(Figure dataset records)
[Begin]

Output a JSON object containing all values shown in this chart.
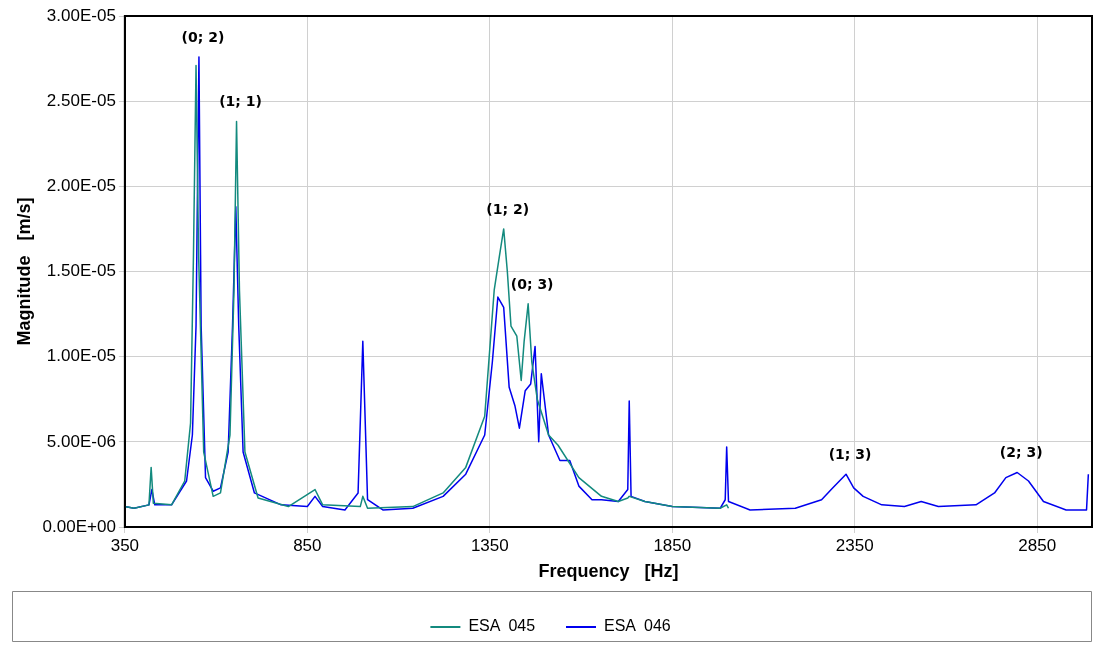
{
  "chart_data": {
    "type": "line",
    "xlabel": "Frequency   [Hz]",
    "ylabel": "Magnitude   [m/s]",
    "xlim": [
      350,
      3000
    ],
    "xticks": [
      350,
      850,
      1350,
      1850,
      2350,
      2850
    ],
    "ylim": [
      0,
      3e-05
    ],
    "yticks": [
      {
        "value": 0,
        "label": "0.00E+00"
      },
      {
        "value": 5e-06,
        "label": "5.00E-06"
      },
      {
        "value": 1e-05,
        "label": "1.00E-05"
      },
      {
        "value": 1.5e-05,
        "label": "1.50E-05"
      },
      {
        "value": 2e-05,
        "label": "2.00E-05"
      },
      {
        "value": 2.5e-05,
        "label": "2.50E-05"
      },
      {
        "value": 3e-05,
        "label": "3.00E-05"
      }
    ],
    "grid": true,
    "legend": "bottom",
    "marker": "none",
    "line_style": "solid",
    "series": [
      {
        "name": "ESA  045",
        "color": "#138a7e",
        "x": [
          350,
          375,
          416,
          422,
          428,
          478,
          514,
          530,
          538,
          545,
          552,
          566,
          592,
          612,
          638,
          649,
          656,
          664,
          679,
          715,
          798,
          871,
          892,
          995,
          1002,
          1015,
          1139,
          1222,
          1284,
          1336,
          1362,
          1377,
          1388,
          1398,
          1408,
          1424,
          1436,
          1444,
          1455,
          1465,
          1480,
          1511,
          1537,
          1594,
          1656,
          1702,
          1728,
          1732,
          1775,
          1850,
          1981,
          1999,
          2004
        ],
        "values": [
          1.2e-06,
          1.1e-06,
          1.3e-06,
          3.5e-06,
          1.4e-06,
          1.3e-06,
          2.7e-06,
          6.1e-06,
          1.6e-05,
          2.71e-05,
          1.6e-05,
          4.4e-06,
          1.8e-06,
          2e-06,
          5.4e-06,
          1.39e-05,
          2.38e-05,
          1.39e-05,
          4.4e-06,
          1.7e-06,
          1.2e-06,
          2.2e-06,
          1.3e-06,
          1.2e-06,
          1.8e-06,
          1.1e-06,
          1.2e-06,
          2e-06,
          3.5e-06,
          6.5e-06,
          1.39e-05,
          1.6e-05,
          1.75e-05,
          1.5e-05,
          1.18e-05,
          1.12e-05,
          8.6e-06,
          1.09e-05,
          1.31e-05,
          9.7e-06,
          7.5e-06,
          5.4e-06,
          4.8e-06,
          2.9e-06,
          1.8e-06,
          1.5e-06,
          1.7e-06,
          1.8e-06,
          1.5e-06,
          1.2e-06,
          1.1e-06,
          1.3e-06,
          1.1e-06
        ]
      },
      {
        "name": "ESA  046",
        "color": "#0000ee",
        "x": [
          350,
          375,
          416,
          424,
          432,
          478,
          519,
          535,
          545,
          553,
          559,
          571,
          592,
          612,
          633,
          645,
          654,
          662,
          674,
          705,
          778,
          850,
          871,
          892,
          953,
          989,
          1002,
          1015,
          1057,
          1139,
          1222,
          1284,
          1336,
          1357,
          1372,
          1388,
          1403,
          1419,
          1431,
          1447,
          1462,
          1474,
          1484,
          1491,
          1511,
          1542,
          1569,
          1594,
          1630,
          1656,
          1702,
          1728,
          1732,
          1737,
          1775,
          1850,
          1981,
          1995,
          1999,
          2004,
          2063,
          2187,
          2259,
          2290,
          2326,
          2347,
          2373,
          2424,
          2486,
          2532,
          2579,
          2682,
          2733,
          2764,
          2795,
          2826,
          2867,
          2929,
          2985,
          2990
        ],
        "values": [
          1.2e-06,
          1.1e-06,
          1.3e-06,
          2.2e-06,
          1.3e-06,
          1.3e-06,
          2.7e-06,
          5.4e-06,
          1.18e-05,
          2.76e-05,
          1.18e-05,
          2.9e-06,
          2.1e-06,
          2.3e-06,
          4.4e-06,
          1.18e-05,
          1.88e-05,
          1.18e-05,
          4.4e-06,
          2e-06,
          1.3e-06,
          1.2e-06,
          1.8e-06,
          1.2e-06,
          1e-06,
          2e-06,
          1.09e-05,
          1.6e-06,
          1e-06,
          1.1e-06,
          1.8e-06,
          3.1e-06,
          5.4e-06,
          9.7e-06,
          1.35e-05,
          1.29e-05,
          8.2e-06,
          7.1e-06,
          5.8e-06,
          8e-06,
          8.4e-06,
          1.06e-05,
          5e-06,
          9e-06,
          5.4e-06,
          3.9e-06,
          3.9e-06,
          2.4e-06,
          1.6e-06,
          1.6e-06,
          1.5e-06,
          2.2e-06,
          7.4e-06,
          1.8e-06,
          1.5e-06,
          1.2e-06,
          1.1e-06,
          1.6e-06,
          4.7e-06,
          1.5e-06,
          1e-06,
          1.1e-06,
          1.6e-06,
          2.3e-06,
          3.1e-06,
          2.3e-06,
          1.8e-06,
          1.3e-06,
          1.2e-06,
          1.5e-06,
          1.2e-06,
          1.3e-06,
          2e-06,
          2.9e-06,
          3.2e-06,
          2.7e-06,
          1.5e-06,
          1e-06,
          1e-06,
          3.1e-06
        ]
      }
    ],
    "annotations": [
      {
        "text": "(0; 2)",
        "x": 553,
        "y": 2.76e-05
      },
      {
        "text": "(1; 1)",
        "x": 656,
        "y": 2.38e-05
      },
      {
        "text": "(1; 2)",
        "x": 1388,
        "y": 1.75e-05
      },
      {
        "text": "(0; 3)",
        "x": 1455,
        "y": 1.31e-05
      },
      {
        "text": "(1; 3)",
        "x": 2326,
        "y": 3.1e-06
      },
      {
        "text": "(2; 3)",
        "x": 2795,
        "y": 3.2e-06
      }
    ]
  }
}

[End]
[Begin]

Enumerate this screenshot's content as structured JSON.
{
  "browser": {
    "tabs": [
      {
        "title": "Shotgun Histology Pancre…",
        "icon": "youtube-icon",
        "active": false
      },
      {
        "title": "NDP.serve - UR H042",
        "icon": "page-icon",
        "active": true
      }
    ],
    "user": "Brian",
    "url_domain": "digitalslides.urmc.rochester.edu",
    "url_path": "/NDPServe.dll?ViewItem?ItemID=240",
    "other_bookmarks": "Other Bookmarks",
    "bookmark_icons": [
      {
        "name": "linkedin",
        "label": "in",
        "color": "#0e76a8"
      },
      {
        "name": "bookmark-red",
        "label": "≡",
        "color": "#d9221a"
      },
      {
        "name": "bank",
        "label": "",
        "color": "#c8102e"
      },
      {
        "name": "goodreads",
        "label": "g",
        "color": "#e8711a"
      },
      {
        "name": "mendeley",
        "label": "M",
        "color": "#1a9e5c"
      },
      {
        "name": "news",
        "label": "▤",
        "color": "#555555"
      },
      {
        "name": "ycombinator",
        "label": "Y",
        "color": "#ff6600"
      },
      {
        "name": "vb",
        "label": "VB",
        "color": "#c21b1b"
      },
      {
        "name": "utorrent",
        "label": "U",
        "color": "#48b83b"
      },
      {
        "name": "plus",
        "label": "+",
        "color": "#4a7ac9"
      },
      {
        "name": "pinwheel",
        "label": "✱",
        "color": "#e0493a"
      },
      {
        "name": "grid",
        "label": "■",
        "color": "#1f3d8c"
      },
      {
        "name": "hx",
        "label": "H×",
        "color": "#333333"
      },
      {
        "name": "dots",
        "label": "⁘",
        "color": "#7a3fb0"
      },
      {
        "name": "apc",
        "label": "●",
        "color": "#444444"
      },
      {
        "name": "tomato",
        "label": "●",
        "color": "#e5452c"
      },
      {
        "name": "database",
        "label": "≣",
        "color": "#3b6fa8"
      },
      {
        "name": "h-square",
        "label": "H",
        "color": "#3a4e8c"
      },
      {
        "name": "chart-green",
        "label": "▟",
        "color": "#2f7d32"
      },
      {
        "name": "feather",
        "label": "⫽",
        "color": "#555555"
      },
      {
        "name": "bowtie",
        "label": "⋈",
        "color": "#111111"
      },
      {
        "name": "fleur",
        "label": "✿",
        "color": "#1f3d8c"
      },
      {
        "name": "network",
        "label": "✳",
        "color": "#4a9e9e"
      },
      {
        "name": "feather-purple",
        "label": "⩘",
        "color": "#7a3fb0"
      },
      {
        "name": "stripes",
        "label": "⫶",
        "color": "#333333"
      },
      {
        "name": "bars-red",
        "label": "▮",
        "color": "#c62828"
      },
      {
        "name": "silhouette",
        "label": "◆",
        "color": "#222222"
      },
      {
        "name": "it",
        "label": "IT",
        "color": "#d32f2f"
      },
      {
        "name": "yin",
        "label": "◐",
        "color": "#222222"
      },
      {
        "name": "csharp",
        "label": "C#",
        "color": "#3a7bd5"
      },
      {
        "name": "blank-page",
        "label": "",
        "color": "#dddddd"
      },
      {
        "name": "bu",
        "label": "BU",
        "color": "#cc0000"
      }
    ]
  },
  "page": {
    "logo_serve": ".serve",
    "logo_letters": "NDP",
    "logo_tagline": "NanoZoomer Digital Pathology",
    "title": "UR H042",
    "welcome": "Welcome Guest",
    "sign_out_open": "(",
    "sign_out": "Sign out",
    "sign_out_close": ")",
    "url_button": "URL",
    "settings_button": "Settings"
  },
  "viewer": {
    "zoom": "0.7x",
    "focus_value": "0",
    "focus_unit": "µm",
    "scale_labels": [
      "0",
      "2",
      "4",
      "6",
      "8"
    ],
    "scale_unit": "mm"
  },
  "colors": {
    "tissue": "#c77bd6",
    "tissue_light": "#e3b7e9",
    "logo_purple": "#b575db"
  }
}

[End]

--- AIM ---
Select all lines in the listing above where the word "title" appears, and show them.

--- WRITTEN RESPONSE ---
        "title": "Shotgun Histology Pancre…",
        "title": "NDP.serve - UR H042",
    "title": "UR H042",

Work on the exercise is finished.